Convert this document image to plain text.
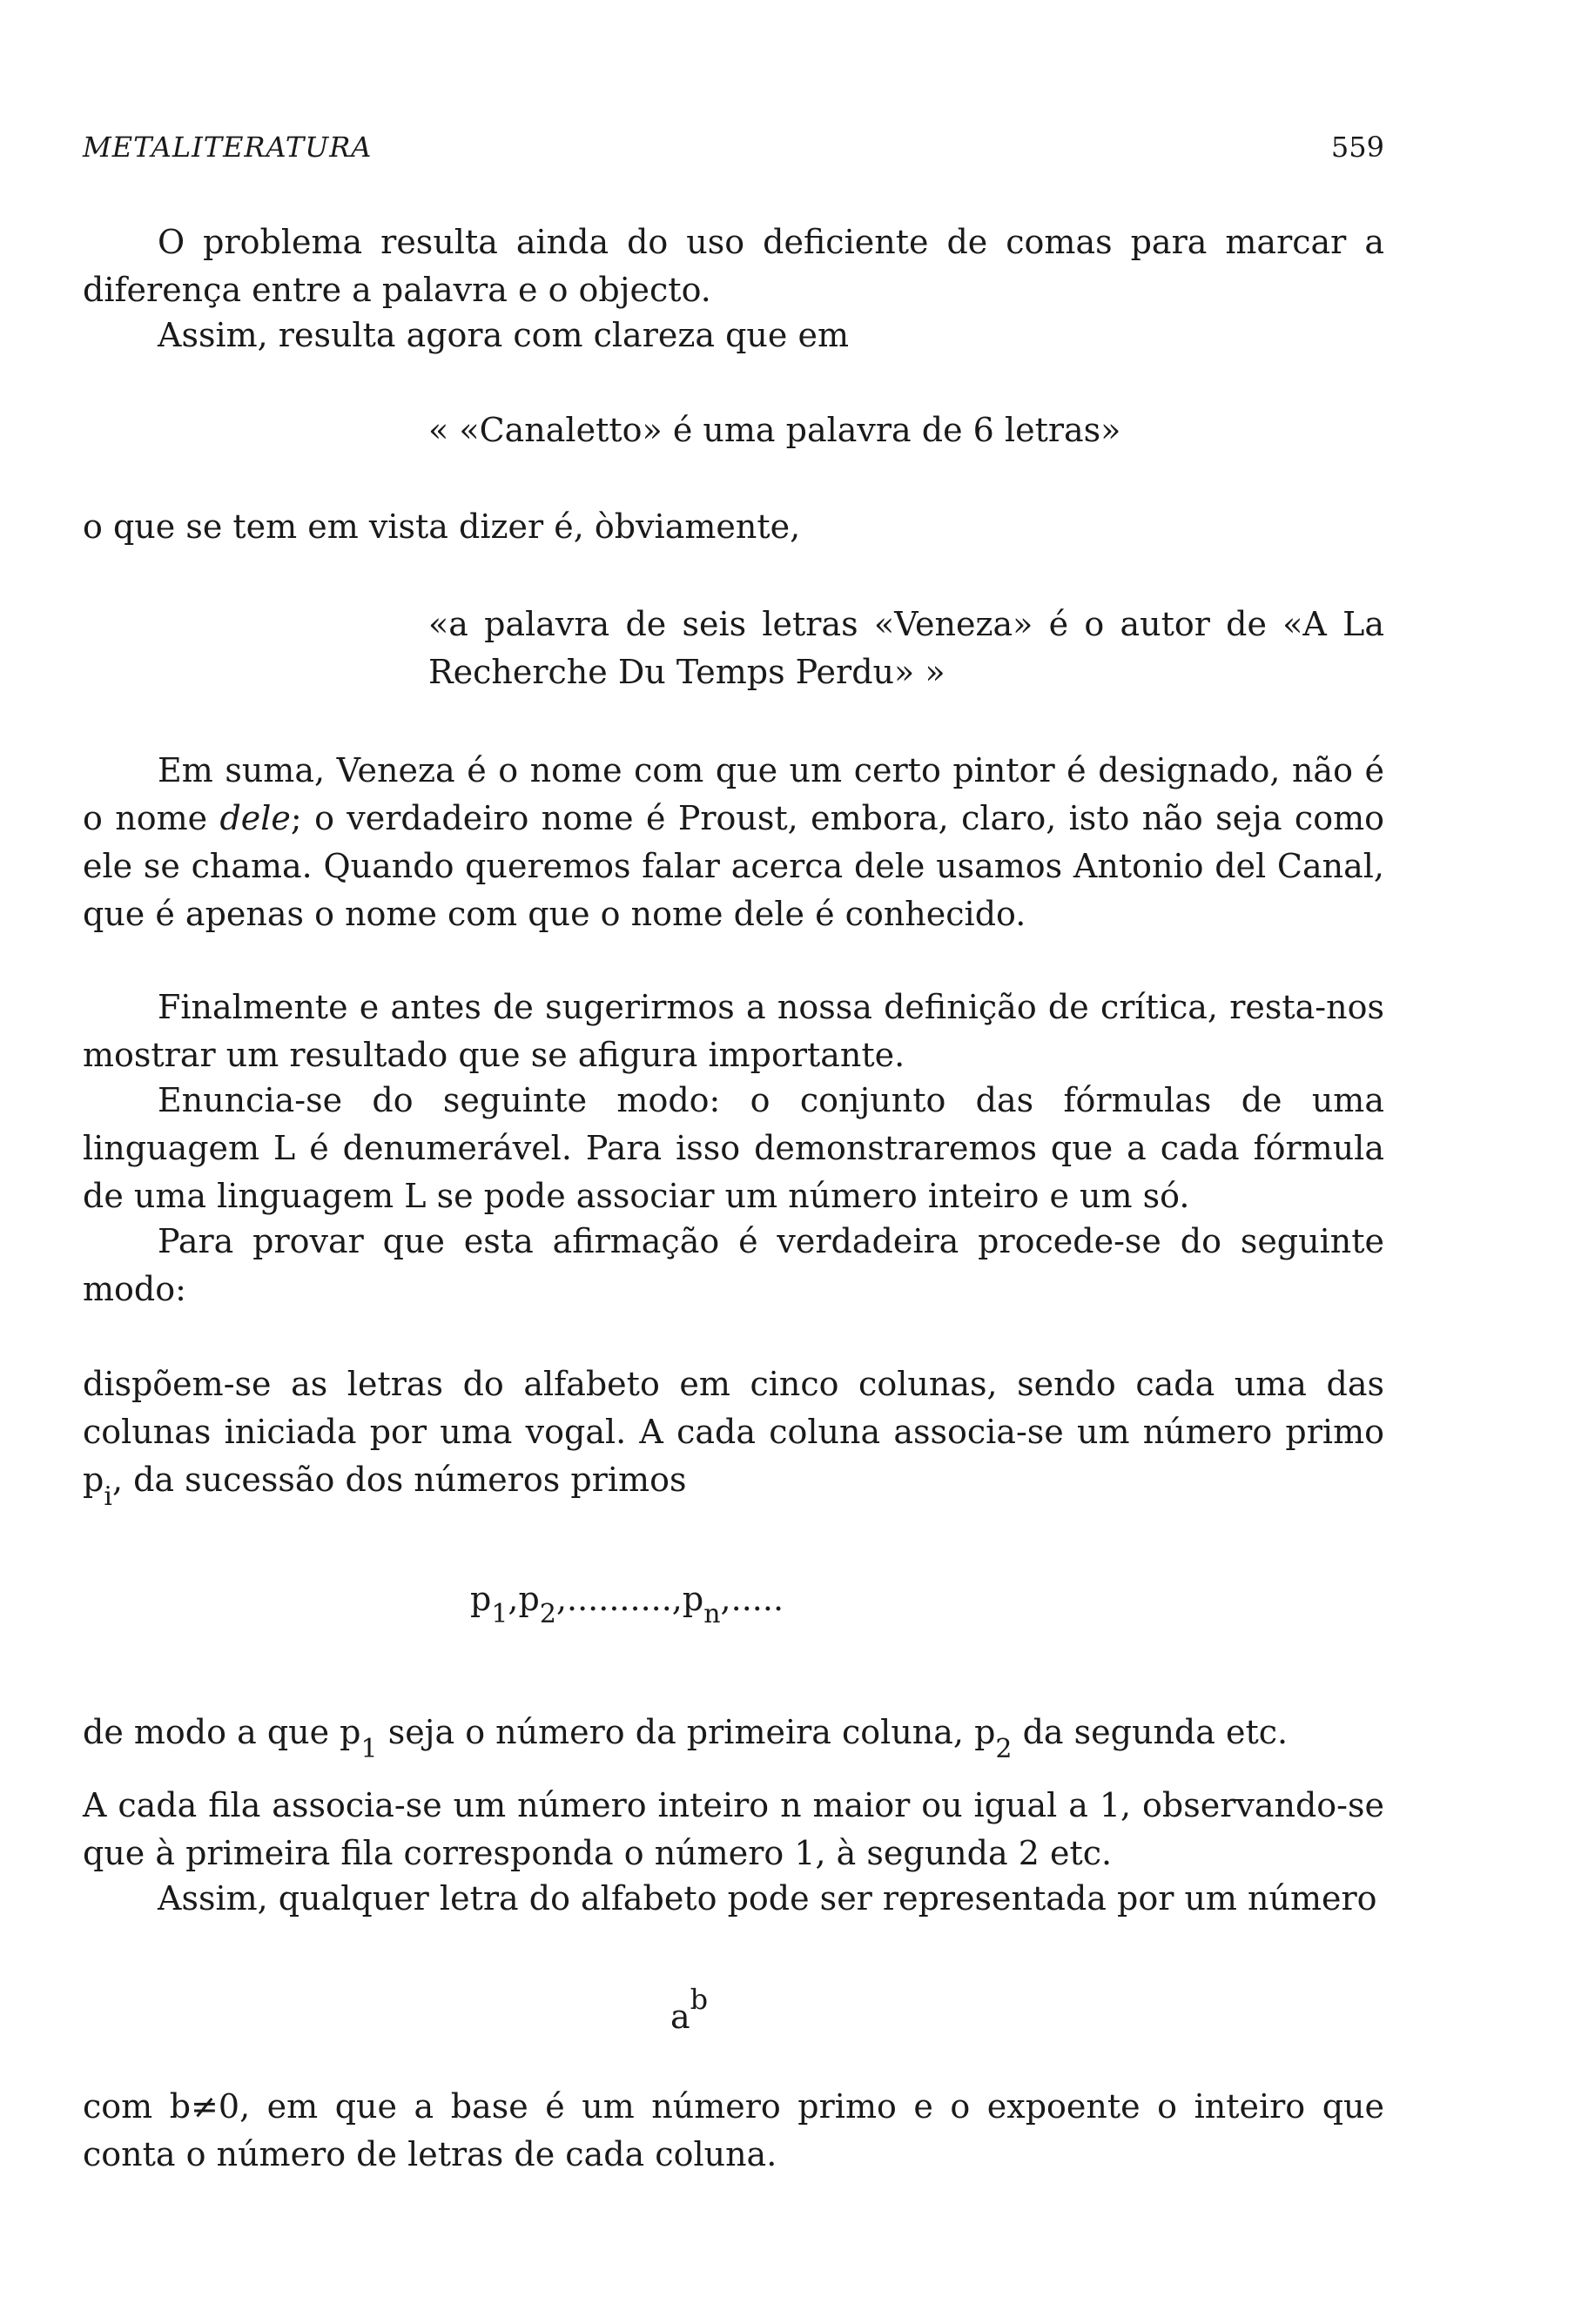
METALITERATURA	559

O problema resulta ainda do uso deficiente de comas para marcar a diferença entre a palavra e o objecto.

Assim, resulta agora com clareza que em

« «Canaletto» é uma palavra de 6 letras»

o que se tem em vista dizer é, òbviamente,

«a palavra de seis letras «Veneza» é o autor de «A La Recherche Du Temps Perdu» »

Em suma, Veneza é o nome com que um certo pintor é designado, não é o nome dele; o verdadeiro nome é Proust, embora, claro, isto não seja como ele se chama. Quando queremos falar acerca dele usamos Antonio del Canal, que é apenas o nome com que o nome dele é conhecido.

Finalmente e antes de sugerirmos a nossa definição de crítica, resta-nos mostrar um resultado que se afigura importante.

Enuncia-se do seguinte modo: o conjunto das fórmulas de uma linguagem L é denumerável. Para isso demonstraremos que a cada fórmula de uma linguagem L se pode associar um número inteiro e um só.

Para provar que esta afirmação é verdadeira procede-se do seguinte modo:

dispõem-se as letras do alfabeto em cinco colunas, sendo cada uma das colunas iniciada por uma vogal. A cada coluna associa-se um número primo $p_i$, da sucessão dos números primos

$p_1,p_2,..........,p_n$,.....

de modo a que $p_1$ seja o número da primeira coluna, $p_2$ da segunda etc.

A cada fila associa-se um número inteiro n maior ou igual a 1, observando-se que à primeira fila corresponda o número 1, à segunda 2 etc.

Assim, qualquer letra do alfabeto pode ser representada por um número

$a^b$

com b≠0, em que a base é um número primo e o expoente o inteiro que conta o número de letras de cada coluna.
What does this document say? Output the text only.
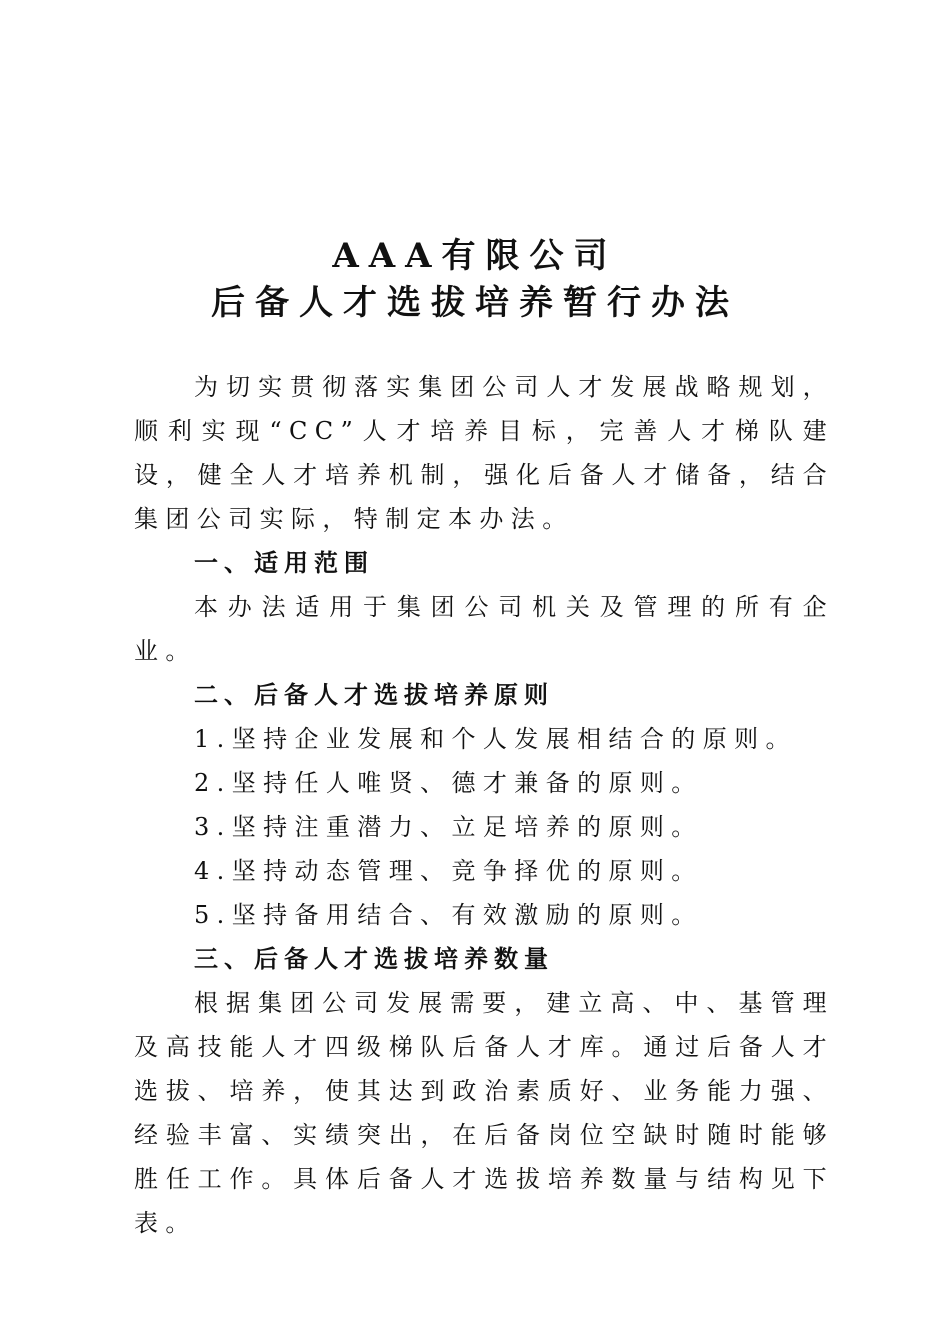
AAA有限公司
后备人才选拔培养暂行办法

为切实贯彻落实集团公司人才发展战略规划，顺利实现“CC”人才培养目标，完善人才梯队建设，健全人才培养机制，强化后备人才储备，结合集团公司实际，特制定本办法。

一、适用范围

本办法适用于集团公司机关及管理的所有企业。

二、后备人才选拔培养原则

1.坚持企业发展和个人发展相结合的原则。

2.坚持任人唯贤、德才兼备的原则。

3.坚持注重潜力、立足培养的原则。

4.坚持动态管理、竞争择优的原则。

5.坚持备用结合、有效激励的原则。

三、后备人才选拔培养数量

根据集团公司发展需要，建立高、中、基管理及高技能人才四级梯队后备人才库。通过后备人才选拔、培养，使其达到政治素质好、业务能力强、经验丰富、实绩突出，在后备岗位空缺时随时能够胜任工作。具体后备人才选拔培养数量与结构见下表。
******************************
## Exercise task
Each record must be quoted in full and exactly. Do not include the pictures.

## Written answer
Convert this document image to plain text.
METALITERATURA	559

O problema resulta ainda do uso deficiente de comas para marcar a diferença entre a palavra e o objecto.

Assim, resulta agora com clareza que em

« «Canaletto» é uma palavra de 6 letras»

o que se tem em vista dizer é, òbviamente,

«a palavra de seis letras «Veneza» é o autor de «A La Recherche Du Temps Perdu» »

Em suma, Veneza é o nome com que um certo pintor é designado, não é o nome dele; o verdadeiro nome é Proust, embora, claro, isto não seja como ele se chama. Quando queremos falar acerca dele usamos Antonio del Canal, que é apenas o nome com que o nome dele é conhecido.

Finalmente e antes de sugerirmos a nossa definição de crítica, resta-nos mostrar um resultado que se afigura importante.

Enuncia-se do seguinte modo: o conjunto das fórmulas de uma linguagem L é denumerável. Para isso demonstraremos que a cada fórmula de uma linguagem L se pode associar um número inteiro e um só.

Para provar que esta afirmação é verdadeira procede-se do seguinte modo:

dispõem-se as letras do alfabeto em cinco colunas, sendo cada uma das colunas iniciada por uma vogal. A cada coluna associa-se um número primo $p_i$, da sucessão dos números primos

$p_1,p_2,..........,p_n$,.....

de modo a que $p_1$ seja o número da primeira coluna, $p_2$ da segunda etc.

A cada fila associa-se um número inteiro n maior ou igual a 1, observando-se que à primeira fila corresponda o número 1, à segunda 2 etc.

Assim, qualquer letra do alfabeto pode ser representada por um número

$a^b$

com b≠0, em que a base é um número primo e o expoente o inteiro que conta o número de letras de cada coluna.
What does this document say? Output the text only.
AAA有限公司
后备人才选拔培养暂行办法

为切实贯彻落实集团公司人才发展战略规划，顺利实现“CC”人才培养目标，完善人才梯队建设，健全人才培养机制，强化后备人才储备，结合集团公司实际，特制定本办法。

一、适用范围

本办法适用于集团公司机关及管理的所有企业。

二、后备人才选拔培养原则

1.坚持企业发展和个人发展相结合的原则。

2.坚持任人唯贤、德才兼备的原则。

3.坚持注重潜力、立足培养的原则。

4.坚持动态管理、竞争择优的原则。

5.坚持备用结合、有效激励的原则。

三、后备人才选拔培养数量

根据集团公司发展需要，建立高、中、基管理及高技能人才四级梯队后备人才库。通过后备人才选拔、培养，使其达到政治素质好、业务能力强、经验丰富、实绩突出，在后备岗位空缺时随时能够胜任工作。具体后备人才选拔培养数量与结构见下表。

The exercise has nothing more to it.